Figure record extracts:
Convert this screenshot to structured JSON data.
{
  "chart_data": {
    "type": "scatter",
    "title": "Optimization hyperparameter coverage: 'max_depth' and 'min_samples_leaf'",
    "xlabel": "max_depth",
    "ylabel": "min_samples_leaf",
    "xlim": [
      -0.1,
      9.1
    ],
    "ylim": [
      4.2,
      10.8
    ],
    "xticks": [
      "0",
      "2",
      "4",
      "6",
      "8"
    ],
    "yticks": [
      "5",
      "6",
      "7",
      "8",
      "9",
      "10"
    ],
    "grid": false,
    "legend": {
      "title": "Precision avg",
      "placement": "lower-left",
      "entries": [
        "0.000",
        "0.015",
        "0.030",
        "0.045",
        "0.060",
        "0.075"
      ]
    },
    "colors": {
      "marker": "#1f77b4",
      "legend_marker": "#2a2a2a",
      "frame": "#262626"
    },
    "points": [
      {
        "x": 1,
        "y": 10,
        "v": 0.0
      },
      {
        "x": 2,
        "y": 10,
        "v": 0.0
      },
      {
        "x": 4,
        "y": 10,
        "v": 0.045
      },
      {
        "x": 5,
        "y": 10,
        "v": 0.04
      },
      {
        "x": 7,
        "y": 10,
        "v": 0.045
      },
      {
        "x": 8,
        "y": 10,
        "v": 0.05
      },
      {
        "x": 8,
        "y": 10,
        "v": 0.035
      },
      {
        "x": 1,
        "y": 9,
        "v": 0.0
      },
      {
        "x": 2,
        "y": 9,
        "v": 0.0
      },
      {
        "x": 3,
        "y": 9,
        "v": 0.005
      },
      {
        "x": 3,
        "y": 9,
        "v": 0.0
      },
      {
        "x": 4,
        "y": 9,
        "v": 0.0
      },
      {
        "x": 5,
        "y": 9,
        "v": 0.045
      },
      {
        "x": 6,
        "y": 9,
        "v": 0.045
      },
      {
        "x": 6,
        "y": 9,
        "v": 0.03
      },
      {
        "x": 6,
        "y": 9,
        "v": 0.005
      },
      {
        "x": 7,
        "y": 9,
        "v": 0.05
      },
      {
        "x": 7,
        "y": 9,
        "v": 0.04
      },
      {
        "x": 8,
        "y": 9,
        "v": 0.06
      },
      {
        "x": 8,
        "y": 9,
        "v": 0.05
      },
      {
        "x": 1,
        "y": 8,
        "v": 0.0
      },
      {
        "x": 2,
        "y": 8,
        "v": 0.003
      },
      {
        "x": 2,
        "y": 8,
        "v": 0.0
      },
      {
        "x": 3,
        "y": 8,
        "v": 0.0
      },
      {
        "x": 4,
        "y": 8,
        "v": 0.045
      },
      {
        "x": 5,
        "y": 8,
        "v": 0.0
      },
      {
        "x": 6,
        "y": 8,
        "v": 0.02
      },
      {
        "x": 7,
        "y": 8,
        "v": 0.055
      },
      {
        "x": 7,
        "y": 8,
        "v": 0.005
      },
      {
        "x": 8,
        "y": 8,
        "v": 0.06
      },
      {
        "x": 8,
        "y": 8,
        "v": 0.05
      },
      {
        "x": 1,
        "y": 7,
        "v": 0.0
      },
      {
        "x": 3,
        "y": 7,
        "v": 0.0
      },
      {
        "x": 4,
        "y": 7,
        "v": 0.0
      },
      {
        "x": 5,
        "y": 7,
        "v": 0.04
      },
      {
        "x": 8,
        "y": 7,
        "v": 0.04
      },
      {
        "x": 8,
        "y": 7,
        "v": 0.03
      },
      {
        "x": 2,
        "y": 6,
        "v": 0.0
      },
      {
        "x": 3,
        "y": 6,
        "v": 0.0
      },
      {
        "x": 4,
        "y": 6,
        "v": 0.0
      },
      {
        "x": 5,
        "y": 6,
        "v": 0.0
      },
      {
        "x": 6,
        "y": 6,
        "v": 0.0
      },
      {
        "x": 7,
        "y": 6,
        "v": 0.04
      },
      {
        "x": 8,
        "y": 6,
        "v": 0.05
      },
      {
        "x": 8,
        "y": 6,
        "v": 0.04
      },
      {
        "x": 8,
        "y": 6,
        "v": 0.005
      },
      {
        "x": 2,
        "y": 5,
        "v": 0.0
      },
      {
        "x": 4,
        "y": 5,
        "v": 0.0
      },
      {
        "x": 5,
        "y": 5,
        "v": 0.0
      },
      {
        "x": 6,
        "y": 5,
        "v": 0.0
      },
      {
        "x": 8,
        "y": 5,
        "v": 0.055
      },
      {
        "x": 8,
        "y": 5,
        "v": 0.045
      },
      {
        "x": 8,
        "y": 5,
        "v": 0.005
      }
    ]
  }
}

DIRECTIONS: Every line of the data above should be copied exactly.

RIGHT ANSWER:
Convert this screenshot to structured JSON data.
{
  "chart_data": {
    "type": "scatter",
    "title": "Optimization hyperparameter coverage: 'max_depth' and 'min_samples_leaf'",
    "xlabel": "max_depth",
    "ylabel": "min_samples_leaf",
    "xlim": [
      -0.1,
      9.1
    ],
    "ylim": [
      4.2,
      10.8
    ],
    "xticks": [
      "0",
      "2",
      "4",
      "6",
      "8"
    ],
    "yticks": [
      "5",
      "6",
      "7",
      "8",
      "9",
      "10"
    ],
    "grid": false,
    "legend": {
      "title": "Precision avg",
      "placement": "lower-left",
      "entries": [
        "0.000",
        "0.015",
        "0.030",
        "0.045",
        "0.060",
        "0.075"
      ]
    },
    "colors": {
      "marker": "#1f77b4",
      "legend_marker": "#2a2a2a",
      "frame": "#262626"
    },
    "points": [
      {
        "x": 1,
        "y": 10,
        "v": 0.0
      },
      {
        "x": 2,
        "y": 10,
        "v": 0.0
      },
      {
        "x": 4,
        "y": 10,
        "v": 0.045
      },
      {
        "x": 5,
        "y": 10,
        "v": 0.04
      },
      {
        "x": 7,
        "y": 10,
        "v": 0.045
      },
      {
        "x": 8,
        "y": 10,
        "v": 0.05
      },
      {
        "x": 8,
        "y": 10,
        "v": 0.035
      },
      {
        "x": 1,
        "y": 9,
        "v": 0.0
      },
      {
        "x": 2,
        "y": 9,
        "v": 0.0
      },
      {
        "x": 3,
        "y": 9,
        "v": 0.005
      },
      {
        "x": 3,
        "y": 9,
        "v": 0.0
      },
      {
        "x": 4,
        "y": 9,
        "v": 0.0
      },
      {
        "x": 5,
        "y": 9,
        "v": 0.045
      },
      {
        "x": 6,
        "y": 9,
        "v": 0.045
      },
      {
        "x": 6,
        "y": 9,
        "v": 0.03
      },
      {
        "x": 6,
        "y": 9,
        "v": 0.005
      },
      {
        "x": 7,
        "y": 9,
        "v": 0.05
      },
      {
        "x": 7,
        "y": 9,
        "v": 0.04
      },
      {
        "x": 8,
        "y": 9,
        "v": 0.06
      },
      {
        "x": 8,
        "y": 9,
        "v": 0.05
      },
      {
        "x": 1,
        "y": 8,
        "v": 0.0
      },
      {
        "x": 2,
        "y": 8,
        "v": 0.003
      },
      {
        "x": 2,
        "y": 8,
        "v": 0.0
      },
      {
        "x": 3,
        "y": 8,
        "v": 0.0
      },
      {
        "x": 4,
        "y": 8,
        "v": 0.045
      },
      {
        "x": 5,
        "y": 8,
        "v": 0.0
      },
      {
        "x": 6,
        "y": 8,
        "v": 0.02
      },
      {
        "x": 7,
        "y": 8,
        "v": 0.055
      },
      {
        "x": 7,
        "y": 8,
        "v": 0.005
      },
      {
        "x": 8,
        "y": 8,
        "v": 0.06
      },
      {
        "x": 8,
        "y": 8,
        "v": 0.05
      },
      {
        "x": 1,
        "y": 7,
        "v": 0.0
      },
      {
        "x": 3,
        "y": 7,
        "v": 0.0
      },
      {
        "x": 4,
        "y": 7,
        "v": 0.0
      },
      {
        "x": 5,
        "y": 7,
        "v": 0.04
      },
      {
        "x": 8,
        "y": 7,
        "v": 0.04
      },
      {
        "x": 8,
        "y": 7,
        "v": 0.03
      },
      {
        "x": 2,
        "y": 6,
        "v": 0.0
      },
      {
        "x": 3,
        "y": 6,
        "v": 0.0
      },
      {
        "x": 4,
        "y": 6,
        "v": 0.0
      },
      {
        "x": 5,
        "y": 6,
        "v": 0.0
      },
      {
        "x": 6,
        "y": 6,
        "v": 0.0
      },
      {
        "x": 7,
        "y": 6,
        "v": 0.04
      },
      {
        "x": 8,
        "y": 6,
        "v": 0.05
      },
      {
        "x": 8,
        "y": 6,
        "v": 0.04
      },
      {
        "x": 8,
        "y": 6,
        "v": 0.005
      },
      {
        "x": 2,
        "y": 5,
        "v": 0.0
      },
      {
        "x": 4,
        "y": 5,
        "v": 0.0
      },
      {
        "x": 5,
        "y": 5,
        "v": 0.0
      },
      {
        "x": 6,
        "y": 5,
        "v": 0.0
      },
      {
        "x": 8,
        "y": 5,
        "v": 0.055
      },
      {
        "x": 8,
        "y": 5,
        "v": 0.045
      },
      {
        "x": 8,
        "y": 5,
        "v": 0.005
      }
    ]
  }
}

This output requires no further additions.